Work through the entries below and report how many lines include "Information". The number alone is the answer.

Exercise inputs:

--------------------------------

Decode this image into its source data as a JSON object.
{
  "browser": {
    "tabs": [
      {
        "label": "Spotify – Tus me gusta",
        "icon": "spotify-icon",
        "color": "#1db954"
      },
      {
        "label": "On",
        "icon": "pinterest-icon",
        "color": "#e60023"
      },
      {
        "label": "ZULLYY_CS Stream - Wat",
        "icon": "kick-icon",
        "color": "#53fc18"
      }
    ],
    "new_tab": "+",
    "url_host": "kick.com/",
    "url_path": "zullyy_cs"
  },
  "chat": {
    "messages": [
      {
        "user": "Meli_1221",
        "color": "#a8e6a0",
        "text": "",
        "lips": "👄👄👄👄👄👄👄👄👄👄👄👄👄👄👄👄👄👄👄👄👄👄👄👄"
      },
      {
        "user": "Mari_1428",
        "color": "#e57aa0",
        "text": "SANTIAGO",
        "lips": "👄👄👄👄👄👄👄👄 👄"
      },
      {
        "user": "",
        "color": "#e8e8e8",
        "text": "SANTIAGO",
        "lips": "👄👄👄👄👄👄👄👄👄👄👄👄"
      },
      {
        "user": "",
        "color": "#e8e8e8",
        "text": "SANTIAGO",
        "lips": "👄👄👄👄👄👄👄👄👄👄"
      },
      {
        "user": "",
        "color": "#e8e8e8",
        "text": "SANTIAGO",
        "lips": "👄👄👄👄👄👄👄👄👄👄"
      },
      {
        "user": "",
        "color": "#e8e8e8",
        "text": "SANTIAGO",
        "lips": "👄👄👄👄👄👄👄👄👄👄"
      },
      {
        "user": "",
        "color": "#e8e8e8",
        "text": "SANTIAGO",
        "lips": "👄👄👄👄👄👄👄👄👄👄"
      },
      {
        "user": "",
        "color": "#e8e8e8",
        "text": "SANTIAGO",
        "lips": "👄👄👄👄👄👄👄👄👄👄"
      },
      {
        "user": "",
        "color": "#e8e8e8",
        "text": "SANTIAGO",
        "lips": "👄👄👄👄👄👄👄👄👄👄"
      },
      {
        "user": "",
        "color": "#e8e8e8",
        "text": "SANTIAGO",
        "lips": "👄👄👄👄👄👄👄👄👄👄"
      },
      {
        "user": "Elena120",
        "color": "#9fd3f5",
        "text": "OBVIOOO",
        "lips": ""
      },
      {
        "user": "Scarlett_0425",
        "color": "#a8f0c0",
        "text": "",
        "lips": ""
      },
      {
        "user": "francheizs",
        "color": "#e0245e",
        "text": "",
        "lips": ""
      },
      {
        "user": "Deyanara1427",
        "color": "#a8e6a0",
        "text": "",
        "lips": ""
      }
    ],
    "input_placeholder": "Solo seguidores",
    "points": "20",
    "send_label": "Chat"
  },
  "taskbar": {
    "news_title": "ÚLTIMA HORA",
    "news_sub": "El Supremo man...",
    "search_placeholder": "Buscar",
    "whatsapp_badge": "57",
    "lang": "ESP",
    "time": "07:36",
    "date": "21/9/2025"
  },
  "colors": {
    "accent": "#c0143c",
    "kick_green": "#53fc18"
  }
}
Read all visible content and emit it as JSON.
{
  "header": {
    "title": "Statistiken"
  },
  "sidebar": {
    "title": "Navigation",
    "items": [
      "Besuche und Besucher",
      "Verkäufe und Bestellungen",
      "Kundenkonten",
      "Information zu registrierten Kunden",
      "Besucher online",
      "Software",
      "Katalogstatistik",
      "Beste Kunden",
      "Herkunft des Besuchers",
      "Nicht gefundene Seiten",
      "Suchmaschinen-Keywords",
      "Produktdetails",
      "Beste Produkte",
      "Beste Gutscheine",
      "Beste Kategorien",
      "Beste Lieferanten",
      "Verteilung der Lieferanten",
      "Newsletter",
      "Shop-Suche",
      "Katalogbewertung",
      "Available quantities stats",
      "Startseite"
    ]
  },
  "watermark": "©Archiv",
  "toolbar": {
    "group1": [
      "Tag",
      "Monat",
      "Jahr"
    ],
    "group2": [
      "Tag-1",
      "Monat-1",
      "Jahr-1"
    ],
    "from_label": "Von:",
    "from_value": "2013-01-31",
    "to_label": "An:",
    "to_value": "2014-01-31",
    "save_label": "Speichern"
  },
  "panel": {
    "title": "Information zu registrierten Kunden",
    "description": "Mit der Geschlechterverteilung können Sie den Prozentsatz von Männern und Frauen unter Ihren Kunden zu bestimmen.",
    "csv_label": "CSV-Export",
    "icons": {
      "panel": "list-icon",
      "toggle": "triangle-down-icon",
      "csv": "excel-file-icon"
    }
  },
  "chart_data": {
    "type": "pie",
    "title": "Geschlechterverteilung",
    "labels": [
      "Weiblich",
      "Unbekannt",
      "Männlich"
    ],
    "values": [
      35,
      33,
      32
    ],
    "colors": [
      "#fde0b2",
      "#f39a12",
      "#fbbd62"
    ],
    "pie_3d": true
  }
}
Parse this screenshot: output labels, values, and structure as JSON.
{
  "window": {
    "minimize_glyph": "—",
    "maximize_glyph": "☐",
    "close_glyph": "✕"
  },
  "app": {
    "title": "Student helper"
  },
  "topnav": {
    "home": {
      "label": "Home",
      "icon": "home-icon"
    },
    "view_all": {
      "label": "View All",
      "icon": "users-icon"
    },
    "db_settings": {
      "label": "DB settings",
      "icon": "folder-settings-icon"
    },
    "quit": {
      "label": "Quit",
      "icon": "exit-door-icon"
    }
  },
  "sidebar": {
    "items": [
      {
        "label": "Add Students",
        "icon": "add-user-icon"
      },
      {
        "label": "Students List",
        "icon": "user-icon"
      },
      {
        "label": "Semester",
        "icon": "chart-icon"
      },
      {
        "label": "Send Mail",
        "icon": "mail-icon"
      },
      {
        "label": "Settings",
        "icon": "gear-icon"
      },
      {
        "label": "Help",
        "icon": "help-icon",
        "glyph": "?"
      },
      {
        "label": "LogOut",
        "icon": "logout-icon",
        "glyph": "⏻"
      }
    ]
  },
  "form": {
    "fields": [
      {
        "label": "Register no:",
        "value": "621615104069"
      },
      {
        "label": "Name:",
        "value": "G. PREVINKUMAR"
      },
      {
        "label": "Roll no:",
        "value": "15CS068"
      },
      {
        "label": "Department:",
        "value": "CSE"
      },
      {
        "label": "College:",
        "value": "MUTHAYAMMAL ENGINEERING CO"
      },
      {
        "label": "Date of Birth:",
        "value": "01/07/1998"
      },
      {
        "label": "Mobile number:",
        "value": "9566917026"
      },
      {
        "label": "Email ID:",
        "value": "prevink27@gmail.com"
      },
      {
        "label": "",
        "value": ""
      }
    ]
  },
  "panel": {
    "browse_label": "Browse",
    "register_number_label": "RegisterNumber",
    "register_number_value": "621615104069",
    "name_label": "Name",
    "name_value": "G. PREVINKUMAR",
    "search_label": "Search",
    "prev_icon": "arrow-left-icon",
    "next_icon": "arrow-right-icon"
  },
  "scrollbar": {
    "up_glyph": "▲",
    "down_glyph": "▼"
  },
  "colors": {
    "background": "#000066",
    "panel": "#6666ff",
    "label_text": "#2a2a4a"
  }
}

--------------------------------

Solution to this task: 2